### Written task
For each line below that includes the word "productID", make a copy.
--- Begin Data for this exercise ---
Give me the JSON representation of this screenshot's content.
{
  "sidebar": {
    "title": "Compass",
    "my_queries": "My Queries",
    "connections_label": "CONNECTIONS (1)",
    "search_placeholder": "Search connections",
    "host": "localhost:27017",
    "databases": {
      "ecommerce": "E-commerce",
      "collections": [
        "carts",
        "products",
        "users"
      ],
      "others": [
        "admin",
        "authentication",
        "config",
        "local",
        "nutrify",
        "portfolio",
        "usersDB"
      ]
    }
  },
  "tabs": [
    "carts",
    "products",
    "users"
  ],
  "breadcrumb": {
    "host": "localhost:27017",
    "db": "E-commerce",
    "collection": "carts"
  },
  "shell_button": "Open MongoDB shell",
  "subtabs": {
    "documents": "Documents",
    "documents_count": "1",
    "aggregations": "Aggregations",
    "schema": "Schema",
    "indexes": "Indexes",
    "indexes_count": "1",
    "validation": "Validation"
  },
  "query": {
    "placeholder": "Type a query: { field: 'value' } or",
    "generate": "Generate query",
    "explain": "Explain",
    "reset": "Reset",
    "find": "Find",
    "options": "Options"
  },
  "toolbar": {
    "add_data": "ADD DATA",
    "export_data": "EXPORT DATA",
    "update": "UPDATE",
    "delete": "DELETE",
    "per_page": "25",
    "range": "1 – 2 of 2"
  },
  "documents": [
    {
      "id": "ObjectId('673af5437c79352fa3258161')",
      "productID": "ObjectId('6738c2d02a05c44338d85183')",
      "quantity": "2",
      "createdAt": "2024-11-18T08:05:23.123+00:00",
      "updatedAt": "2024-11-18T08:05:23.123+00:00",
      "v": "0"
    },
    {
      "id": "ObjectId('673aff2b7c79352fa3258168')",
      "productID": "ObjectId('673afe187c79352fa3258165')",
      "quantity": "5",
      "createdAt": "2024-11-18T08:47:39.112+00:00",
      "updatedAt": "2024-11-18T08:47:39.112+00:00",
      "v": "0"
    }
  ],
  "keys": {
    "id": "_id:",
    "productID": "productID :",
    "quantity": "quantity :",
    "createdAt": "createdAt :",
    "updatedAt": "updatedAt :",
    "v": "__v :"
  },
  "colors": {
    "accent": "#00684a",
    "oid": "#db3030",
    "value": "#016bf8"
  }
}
--- End Data for this exercise ---
### Output for this task
      "productID": "ObjectId('6738c2d02a05c44338d85183')",
      "productID": "ObjectId('673afe187c79352fa3258165')",
    "productID": "productID :",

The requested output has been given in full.